* **Stated problem**
Find every line below that contains the word "text" and copy it out.

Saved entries
(begin)
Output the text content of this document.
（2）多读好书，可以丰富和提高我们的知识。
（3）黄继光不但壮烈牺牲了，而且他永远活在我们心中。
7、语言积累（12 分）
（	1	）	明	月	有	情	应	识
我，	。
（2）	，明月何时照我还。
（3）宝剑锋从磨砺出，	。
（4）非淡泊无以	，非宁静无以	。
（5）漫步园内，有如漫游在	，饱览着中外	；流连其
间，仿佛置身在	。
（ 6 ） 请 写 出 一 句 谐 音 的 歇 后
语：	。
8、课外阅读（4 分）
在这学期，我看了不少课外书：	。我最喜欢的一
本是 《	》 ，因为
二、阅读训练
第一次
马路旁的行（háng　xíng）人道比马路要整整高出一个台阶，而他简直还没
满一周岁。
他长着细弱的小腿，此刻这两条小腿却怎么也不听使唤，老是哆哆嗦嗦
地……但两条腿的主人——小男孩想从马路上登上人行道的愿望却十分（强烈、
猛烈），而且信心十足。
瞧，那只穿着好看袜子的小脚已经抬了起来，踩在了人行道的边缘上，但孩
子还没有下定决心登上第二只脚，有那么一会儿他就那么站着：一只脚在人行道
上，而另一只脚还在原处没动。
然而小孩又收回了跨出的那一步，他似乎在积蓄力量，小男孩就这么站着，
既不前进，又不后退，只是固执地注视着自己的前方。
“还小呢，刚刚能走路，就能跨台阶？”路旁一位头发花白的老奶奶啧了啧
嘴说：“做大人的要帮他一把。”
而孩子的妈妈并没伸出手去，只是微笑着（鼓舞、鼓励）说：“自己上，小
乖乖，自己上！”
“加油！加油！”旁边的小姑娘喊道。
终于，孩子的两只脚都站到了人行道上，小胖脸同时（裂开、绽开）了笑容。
(end)
(begin)
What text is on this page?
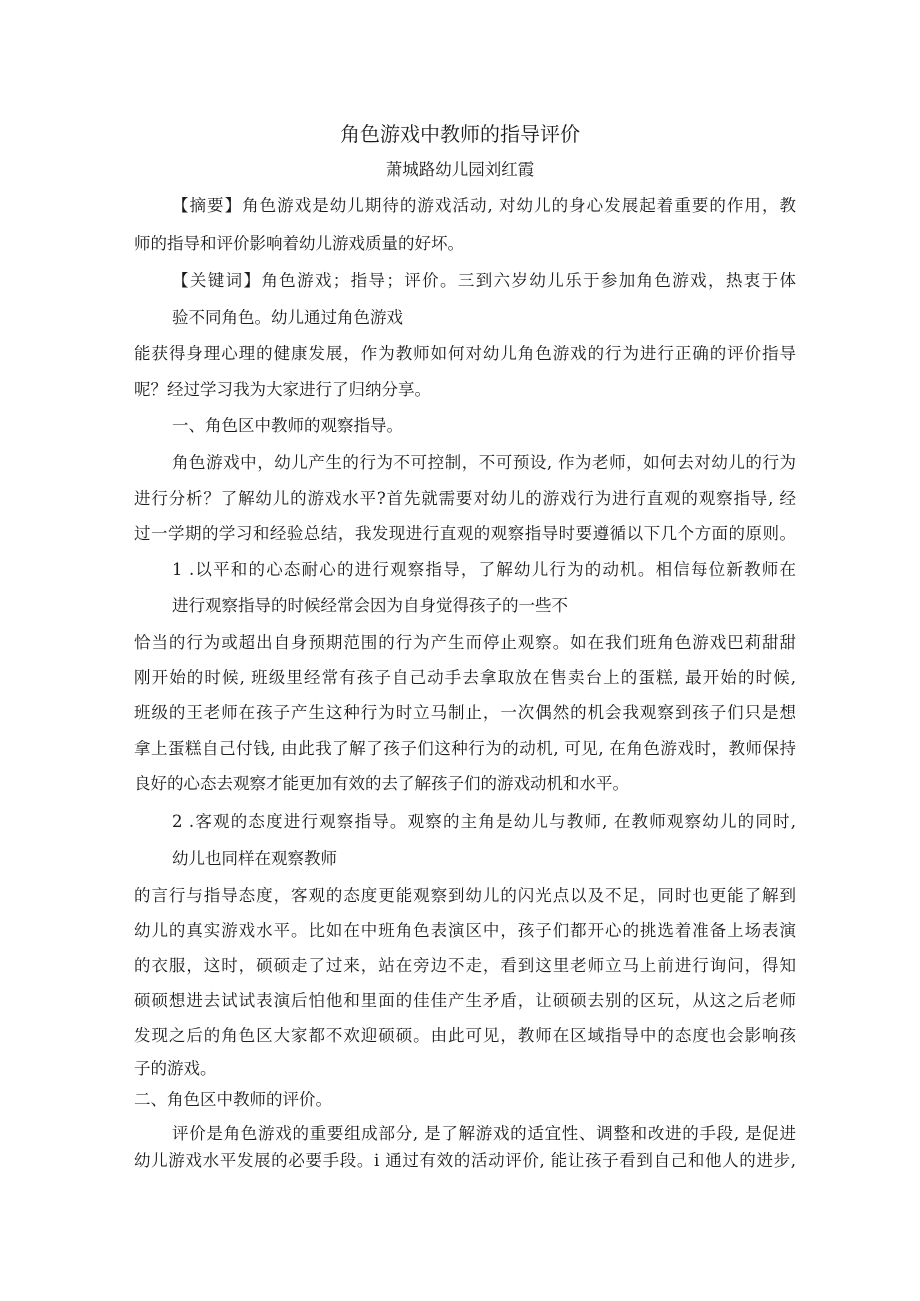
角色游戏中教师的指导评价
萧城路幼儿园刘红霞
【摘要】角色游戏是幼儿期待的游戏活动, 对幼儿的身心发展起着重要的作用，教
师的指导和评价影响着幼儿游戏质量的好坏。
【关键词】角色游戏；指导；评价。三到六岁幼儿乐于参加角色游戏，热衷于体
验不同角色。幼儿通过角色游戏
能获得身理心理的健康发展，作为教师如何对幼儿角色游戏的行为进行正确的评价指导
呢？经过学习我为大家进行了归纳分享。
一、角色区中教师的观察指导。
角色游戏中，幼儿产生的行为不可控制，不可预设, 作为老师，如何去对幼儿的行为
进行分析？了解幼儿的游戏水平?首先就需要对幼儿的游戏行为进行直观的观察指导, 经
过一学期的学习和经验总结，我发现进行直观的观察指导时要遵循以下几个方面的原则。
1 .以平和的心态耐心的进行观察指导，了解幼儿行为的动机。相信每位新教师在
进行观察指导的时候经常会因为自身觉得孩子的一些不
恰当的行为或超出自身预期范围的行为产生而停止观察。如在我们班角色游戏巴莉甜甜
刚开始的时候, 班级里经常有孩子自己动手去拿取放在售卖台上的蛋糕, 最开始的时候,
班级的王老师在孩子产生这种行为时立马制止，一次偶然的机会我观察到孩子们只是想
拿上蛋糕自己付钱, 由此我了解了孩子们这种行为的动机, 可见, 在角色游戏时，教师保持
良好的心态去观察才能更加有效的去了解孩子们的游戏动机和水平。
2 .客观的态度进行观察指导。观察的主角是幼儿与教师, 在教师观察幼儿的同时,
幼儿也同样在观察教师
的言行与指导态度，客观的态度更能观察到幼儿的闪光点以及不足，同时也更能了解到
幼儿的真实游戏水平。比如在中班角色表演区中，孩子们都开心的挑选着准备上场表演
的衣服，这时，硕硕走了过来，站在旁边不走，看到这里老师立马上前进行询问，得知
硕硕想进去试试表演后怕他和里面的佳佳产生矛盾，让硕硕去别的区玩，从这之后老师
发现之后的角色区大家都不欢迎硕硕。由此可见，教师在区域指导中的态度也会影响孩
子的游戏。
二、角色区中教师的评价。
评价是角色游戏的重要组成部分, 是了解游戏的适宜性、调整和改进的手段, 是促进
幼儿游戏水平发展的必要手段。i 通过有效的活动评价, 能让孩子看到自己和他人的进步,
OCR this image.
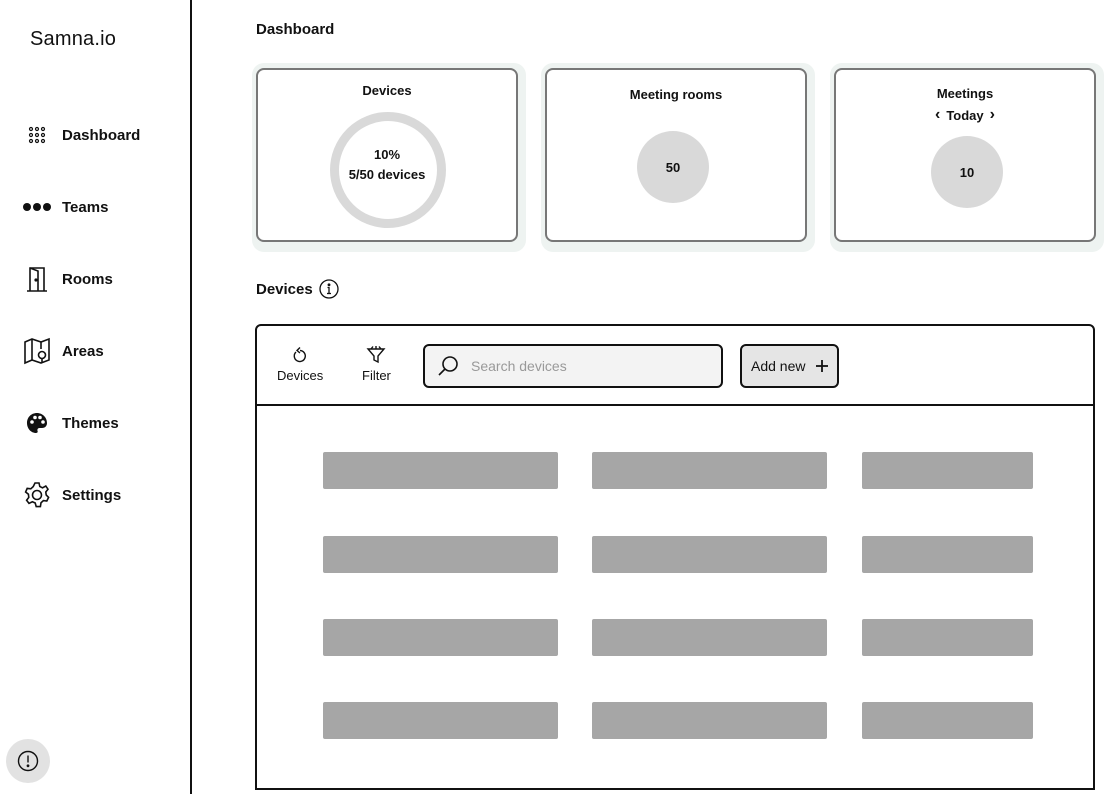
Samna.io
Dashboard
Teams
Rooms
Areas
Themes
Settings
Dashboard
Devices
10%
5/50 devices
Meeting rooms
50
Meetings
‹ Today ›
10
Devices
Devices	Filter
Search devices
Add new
(end)
* **Correct response**
Output the text content of this document.
What text is on this page?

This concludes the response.